- **Directive**:
Below are some records. Say how many of their lines contain the string "Latency", and give nothing but the number.

Stored data:

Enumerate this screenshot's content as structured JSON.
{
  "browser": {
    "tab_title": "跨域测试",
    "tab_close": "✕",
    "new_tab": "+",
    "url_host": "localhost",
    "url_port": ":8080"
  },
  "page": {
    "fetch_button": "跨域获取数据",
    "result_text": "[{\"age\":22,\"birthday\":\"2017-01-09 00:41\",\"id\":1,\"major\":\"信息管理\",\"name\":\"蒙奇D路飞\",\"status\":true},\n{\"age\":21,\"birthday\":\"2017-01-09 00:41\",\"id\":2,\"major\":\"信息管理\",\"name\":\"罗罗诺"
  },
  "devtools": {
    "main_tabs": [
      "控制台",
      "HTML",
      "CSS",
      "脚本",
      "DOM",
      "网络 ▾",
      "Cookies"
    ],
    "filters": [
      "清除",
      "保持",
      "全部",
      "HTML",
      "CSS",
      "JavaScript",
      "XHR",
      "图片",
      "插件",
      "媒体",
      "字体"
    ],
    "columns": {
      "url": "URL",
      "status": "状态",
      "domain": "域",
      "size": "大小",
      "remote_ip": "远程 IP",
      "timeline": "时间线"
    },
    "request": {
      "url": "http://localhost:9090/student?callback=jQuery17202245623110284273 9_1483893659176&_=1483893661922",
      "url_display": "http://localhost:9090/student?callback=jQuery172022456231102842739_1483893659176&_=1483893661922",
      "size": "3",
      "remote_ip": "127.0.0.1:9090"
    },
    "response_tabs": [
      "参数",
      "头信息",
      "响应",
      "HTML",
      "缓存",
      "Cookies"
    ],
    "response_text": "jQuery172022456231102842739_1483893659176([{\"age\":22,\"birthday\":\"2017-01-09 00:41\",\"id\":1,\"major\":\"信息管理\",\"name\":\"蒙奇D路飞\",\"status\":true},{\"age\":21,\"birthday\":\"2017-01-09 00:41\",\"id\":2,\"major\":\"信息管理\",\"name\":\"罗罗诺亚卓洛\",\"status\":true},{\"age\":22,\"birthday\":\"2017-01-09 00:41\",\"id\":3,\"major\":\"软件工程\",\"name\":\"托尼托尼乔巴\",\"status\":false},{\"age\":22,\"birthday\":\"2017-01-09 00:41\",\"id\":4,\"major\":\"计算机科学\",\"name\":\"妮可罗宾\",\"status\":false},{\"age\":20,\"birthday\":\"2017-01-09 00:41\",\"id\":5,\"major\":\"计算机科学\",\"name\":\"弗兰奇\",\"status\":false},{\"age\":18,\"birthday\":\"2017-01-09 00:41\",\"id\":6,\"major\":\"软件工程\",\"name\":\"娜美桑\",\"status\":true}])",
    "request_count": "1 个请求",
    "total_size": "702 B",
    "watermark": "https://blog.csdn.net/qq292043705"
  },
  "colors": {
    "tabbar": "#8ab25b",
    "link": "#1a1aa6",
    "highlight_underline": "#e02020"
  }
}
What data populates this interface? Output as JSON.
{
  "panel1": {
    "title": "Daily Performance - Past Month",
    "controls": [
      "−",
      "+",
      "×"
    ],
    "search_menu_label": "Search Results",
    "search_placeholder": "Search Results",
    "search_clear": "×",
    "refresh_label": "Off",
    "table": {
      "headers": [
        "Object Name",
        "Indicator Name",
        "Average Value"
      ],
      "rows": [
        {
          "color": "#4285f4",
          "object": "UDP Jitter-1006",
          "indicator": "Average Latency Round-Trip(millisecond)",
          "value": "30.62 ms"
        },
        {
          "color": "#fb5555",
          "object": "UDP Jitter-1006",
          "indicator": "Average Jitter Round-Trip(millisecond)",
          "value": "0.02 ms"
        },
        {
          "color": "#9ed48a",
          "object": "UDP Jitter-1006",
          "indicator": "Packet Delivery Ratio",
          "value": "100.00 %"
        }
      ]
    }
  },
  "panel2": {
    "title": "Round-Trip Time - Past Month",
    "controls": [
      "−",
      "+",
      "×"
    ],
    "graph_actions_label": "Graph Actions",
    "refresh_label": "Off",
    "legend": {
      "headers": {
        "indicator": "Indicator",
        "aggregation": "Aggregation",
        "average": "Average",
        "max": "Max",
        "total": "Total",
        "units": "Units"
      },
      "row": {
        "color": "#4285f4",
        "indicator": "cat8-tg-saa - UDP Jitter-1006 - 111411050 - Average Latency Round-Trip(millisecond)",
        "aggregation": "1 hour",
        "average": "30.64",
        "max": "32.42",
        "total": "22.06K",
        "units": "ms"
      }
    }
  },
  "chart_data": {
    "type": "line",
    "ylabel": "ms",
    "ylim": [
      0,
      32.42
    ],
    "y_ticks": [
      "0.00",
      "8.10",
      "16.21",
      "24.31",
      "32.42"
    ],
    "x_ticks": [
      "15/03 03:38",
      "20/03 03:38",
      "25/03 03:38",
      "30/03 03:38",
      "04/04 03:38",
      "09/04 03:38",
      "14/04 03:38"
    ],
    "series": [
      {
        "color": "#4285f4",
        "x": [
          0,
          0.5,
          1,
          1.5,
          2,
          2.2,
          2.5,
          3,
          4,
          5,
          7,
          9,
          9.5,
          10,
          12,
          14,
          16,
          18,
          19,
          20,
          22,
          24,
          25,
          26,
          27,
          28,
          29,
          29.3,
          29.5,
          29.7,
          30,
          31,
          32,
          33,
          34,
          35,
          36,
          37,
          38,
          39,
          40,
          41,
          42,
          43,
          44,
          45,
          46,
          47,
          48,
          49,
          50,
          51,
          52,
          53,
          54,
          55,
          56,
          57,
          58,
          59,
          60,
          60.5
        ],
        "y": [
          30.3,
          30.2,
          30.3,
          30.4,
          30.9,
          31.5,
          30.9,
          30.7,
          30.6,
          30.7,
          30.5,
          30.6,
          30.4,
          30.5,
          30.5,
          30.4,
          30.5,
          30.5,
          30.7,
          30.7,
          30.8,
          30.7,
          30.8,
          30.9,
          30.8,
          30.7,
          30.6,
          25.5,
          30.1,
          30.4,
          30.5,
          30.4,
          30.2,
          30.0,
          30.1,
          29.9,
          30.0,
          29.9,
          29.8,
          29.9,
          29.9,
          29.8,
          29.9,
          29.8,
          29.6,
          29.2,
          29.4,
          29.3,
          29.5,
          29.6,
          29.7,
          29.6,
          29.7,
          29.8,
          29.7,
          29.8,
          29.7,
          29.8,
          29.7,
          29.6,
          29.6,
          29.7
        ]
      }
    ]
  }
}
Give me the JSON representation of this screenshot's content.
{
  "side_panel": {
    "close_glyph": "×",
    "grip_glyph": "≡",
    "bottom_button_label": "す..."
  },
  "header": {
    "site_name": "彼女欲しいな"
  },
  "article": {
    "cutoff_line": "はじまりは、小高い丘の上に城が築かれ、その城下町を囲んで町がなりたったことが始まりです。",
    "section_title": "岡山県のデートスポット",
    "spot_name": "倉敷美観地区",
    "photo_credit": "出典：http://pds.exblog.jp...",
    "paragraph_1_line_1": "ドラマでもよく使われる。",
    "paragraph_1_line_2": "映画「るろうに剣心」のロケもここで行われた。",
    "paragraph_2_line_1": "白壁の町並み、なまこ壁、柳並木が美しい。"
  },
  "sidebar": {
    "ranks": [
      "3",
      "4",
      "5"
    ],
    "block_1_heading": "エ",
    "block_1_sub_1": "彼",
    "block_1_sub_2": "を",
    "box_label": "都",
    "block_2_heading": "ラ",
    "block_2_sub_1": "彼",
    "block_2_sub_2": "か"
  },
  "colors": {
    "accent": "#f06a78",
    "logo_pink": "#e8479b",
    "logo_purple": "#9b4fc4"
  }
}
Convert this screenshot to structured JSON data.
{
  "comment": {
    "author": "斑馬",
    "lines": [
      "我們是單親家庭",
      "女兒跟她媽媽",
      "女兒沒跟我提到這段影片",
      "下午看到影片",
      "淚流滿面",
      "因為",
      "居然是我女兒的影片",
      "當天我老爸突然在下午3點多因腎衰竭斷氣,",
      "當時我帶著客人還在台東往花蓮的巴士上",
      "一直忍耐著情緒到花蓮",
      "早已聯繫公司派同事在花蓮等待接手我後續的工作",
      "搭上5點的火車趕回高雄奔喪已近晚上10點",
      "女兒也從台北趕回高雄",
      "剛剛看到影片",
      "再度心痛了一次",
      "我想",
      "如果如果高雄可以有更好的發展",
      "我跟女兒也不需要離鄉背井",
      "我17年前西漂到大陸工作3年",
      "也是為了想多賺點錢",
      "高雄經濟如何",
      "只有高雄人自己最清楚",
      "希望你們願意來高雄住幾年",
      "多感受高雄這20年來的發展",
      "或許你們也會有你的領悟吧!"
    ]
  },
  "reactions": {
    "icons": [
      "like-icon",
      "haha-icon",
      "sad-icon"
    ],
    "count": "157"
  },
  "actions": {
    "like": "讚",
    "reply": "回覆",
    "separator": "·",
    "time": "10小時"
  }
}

- **In response**:
2